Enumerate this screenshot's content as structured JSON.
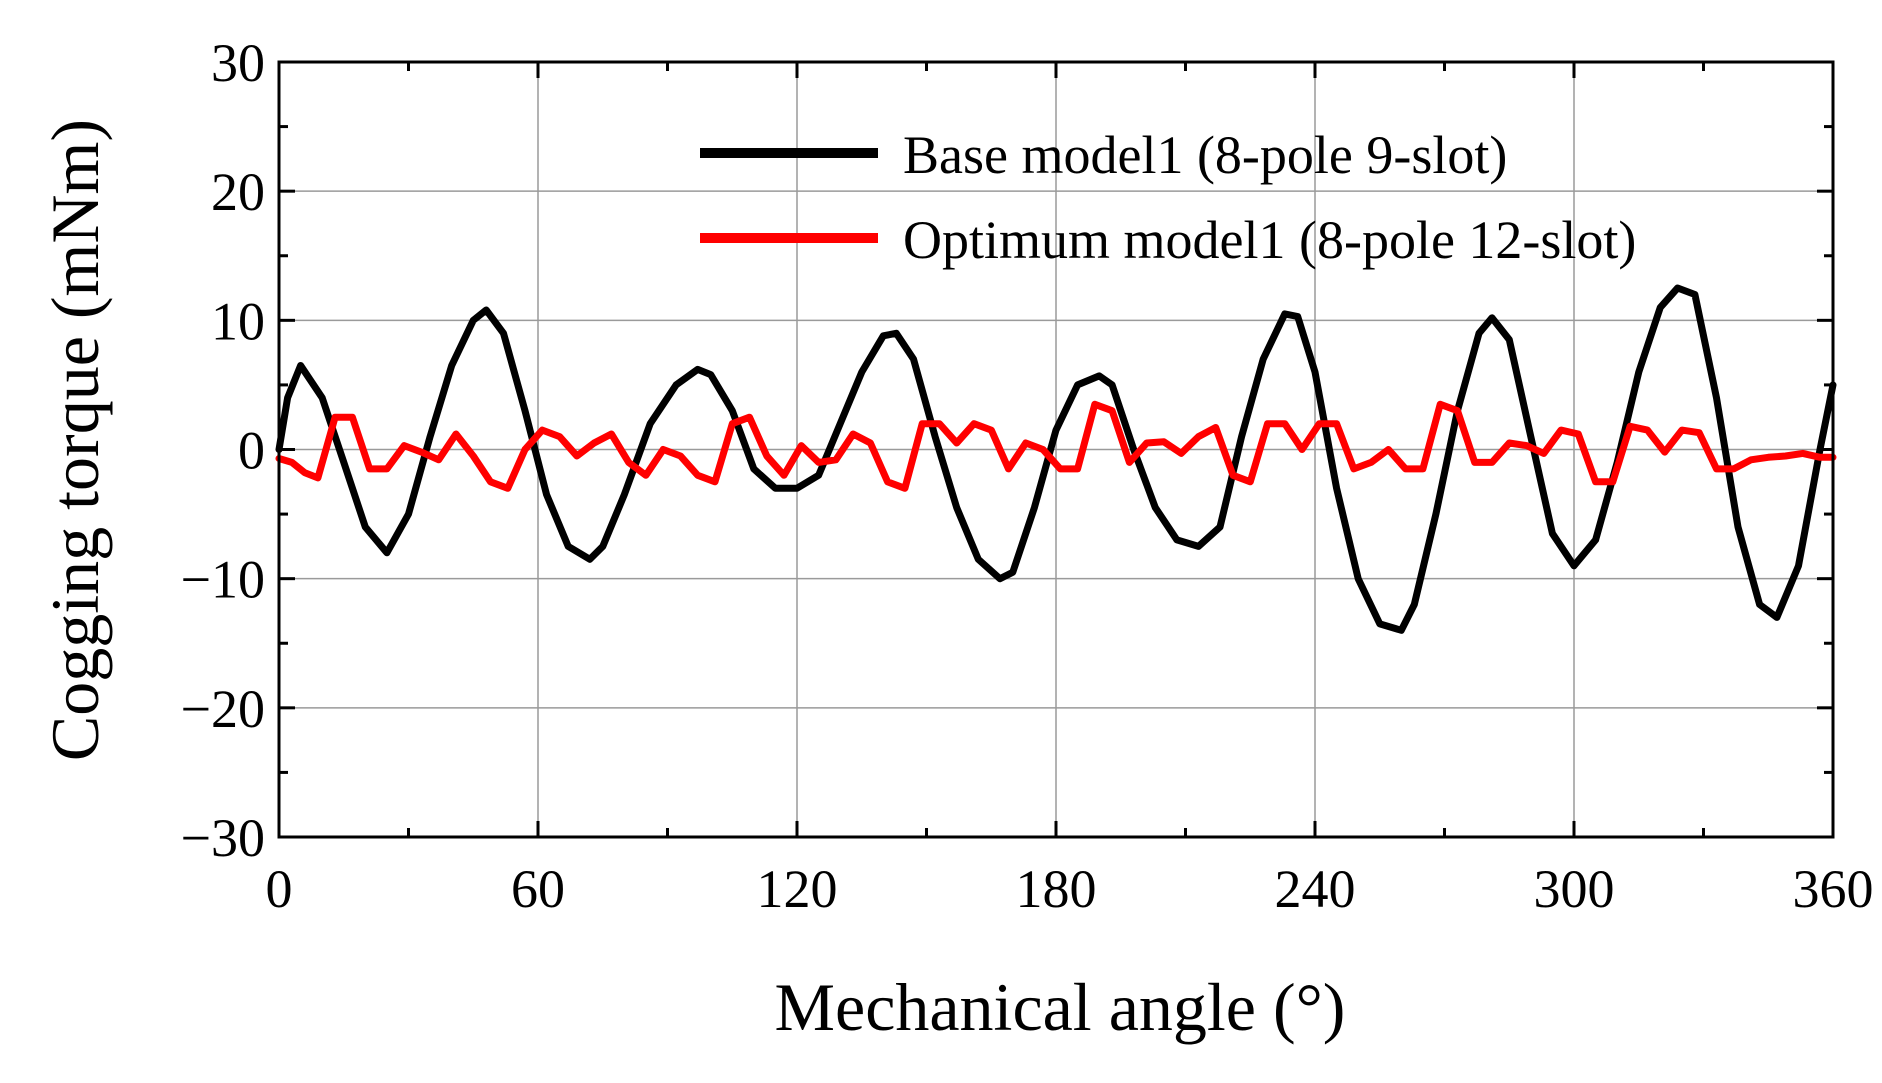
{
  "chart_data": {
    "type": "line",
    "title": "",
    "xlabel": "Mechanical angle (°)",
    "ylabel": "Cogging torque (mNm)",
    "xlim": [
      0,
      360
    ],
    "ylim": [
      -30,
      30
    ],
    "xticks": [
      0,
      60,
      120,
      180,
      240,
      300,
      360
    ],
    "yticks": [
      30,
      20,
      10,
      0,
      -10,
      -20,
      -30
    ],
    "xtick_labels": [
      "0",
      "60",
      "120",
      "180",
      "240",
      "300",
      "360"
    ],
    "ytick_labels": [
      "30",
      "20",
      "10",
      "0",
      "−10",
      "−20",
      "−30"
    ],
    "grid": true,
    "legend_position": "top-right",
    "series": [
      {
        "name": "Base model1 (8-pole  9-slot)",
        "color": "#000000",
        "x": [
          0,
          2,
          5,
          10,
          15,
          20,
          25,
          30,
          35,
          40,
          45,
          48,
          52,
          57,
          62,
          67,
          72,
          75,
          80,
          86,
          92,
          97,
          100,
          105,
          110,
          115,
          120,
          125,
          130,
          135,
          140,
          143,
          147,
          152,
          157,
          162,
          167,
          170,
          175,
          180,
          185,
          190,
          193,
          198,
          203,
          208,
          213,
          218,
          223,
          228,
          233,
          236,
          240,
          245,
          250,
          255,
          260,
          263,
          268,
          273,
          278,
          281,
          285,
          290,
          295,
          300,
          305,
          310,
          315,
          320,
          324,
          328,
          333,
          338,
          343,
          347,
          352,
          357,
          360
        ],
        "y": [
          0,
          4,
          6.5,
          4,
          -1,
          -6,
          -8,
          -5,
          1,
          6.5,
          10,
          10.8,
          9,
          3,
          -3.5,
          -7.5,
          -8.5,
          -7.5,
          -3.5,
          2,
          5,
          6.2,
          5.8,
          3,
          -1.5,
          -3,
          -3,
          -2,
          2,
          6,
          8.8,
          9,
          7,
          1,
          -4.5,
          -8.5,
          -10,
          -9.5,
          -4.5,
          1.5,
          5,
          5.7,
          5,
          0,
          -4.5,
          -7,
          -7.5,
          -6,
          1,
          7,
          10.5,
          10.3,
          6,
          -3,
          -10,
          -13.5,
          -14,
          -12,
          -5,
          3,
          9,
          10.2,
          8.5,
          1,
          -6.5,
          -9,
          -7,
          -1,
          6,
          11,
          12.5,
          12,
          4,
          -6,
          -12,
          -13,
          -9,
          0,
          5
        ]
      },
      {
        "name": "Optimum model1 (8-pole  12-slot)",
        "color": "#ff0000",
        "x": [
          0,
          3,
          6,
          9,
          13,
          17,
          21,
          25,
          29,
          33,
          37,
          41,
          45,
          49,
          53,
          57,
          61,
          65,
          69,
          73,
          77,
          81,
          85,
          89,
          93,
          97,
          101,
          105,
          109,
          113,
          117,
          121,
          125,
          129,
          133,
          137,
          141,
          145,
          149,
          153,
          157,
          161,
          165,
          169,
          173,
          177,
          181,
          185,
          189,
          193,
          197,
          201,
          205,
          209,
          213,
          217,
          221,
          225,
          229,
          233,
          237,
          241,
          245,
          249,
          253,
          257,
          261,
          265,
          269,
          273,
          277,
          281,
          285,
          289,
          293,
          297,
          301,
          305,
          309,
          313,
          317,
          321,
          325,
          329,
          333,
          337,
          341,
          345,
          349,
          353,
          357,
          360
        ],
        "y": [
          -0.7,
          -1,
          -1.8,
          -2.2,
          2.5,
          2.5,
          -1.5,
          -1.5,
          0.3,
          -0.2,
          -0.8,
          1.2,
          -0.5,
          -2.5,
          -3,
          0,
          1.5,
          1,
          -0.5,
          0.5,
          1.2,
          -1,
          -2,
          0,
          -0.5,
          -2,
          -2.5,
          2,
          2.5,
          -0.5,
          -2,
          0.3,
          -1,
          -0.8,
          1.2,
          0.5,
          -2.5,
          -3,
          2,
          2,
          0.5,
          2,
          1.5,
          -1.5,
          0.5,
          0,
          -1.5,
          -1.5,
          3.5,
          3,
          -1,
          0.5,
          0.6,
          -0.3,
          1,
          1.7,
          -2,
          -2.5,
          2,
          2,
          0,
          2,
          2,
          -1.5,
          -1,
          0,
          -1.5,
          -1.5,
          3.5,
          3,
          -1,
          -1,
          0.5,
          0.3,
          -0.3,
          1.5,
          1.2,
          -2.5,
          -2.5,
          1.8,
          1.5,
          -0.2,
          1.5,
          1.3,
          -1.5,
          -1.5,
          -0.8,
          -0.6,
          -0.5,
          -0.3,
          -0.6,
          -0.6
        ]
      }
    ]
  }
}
• • •
— Exercise brief —
Set the entries down again exactly. Do not include the images.

— Task answer —
Enumerate this screenshot's content as structured JSON.
{
  "chart_data": {
    "type": "line",
    "title": "",
    "xlabel": "Mechanical angle (°)",
    "ylabel": "Cogging torque (mNm)",
    "xlim": [
      0,
      360
    ],
    "ylim": [
      -30,
      30
    ],
    "xticks": [
      0,
      60,
      120,
      180,
      240,
      300,
      360
    ],
    "yticks": [
      30,
      20,
      10,
      0,
      -10,
      -20,
      -30
    ],
    "xtick_labels": [
      "0",
      "60",
      "120",
      "180",
      "240",
      "300",
      "360"
    ],
    "ytick_labels": [
      "30",
      "20",
      "10",
      "0",
      "−10",
      "−20",
      "−30"
    ],
    "grid": true,
    "legend_position": "top-right",
    "series": [
      {
        "name": "Base model1 (8-pole  9-slot)",
        "color": "#000000",
        "x": [
          0,
          2,
          5,
          10,
          15,
          20,
          25,
          30,
          35,
          40,
          45,
          48,
          52,
          57,
          62,
          67,
          72,
          75,
          80,
          86,
          92,
          97,
          100,
          105,
          110,
          115,
          120,
          125,
          130,
          135,
          140,
          143,
          147,
          152,
          157,
          162,
          167,
          170,
          175,
          180,
          185,
          190,
          193,
          198,
          203,
          208,
          213,
          218,
          223,
          228,
          233,
          236,
          240,
          245,
          250,
          255,
          260,
          263,
          268,
          273,
          278,
          281,
          285,
          290,
          295,
          300,
          305,
          310,
          315,
          320,
          324,
          328,
          333,
          338,
          343,
          347,
          352,
          357,
          360
        ],
        "y": [
          0,
          4,
          6.5,
          4,
          -1,
          -6,
          -8,
          -5,
          1,
          6.5,
          10,
          10.8,
          9,
          3,
          -3.5,
          -7.5,
          -8.5,
          -7.5,
          -3.5,
          2,
          5,
          6.2,
          5.8,
          3,
          -1.5,
          -3,
          -3,
          -2,
          2,
          6,
          8.8,
          9,
          7,
          1,
          -4.5,
          -8.5,
          -10,
          -9.5,
          -4.5,
          1.5,
          5,
          5.7,
          5,
          0,
          -4.5,
          -7,
          -7.5,
          -6,
          1,
          7,
          10.5,
          10.3,
          6,
          -3,
          -10,
          -13.5,
          -14,
          -12,
          -5,
          3,
          9,
          10.2,
          8.5,
          1,
          -6.5,
          -9,
          -7,
          -1,
          6,
          11,
          12.5,
          12,
          4,
          -6,
          -12,
          -13,
          -9,
          0,
          5
        ]
      },
      {
        "name": "Optimum model1 (8-pole  12-slot)",
        "color": "#ff0000",
        "x": [
          0,
          3,
          6,
          9,
          13,
          17,
          21,
          25,
          29,
          33,
          37,
          41,
          45,
          49,
          53,
          57,
          61,
          65,
          69,
          73,
          77,
          81,
          85,
          89,
          93,
          97,
          101,
          105,
          109,
          113,
          117,
          121,
          125,
          129,
          133,
          137,
          141,
          145,
          149,
          153,
          157,
          161,
          165,
          169,
          173,
          177,
          181,
          185,
          189,
          193,
          197,
          201,
          205,
          209,
          213,
          217,
          221,
          225,
          229,
          233,
          237,
          241,
          245,
          249,
          253,
          257,
          261,
          265,
          269,
          273,
          277,
          281,
          285,
          289,
          293,
          297,
          301,
          305,
          309,
          313,
          317,
          321,
          325,
          329,
          333,
          337,
          341,
          345,
          349,
          353,
          357,
          360
        ],
        "y": [
          -0.7,
          -1,
          -1.8,
          -2.2,
          2.5,
          2.5,
          -1.5,
          -1.5,
          0.3,
          -0.2,
          -0.8,
          1.2,
          -0.5,
          -2.5,
          -3,
          0,
          1.5,
          1,
          -0.5,
          0.5,
          1.2,
          -1,
          -2,
          0,
          -0.5,
          -2,
          -2.5,
          2,
          2.5,
          -0.5,
          -2,
          0.3,
          -1,
          -0.8,
          1.2,
          0.5,
          -2.5,
          -3,
          2,
          2,
          0.5,
          2,
          1.5,
          -1.5,
          0.5,
          0,
          -1.5,
          -1.5,
          3.5,
          3,
          -1,
          0.5,
          0.6,
          -0.3,
          1,
          1.7,
          -2,
          -2.5,
          2,
          2,
          0,
          2,
          2,
          -1.5,
          -1,
          0,
          -1.5,
          -1.5,
          3.5,
          3,
          -1,
          -1,
          0.5,
          0.3,
          -0.3,
          1.5,
          1.2,
          -2.5,
          -2.5,
          1.8,
          1.5,
          -0.2,
          1.5,
          1.3,
          -1.5,
          -1.5,
          -0.8,
          -0.6,
          -0.5,
          -0.3,
          -0.6,
          -0.6
        ]
      }
    ]
  }
}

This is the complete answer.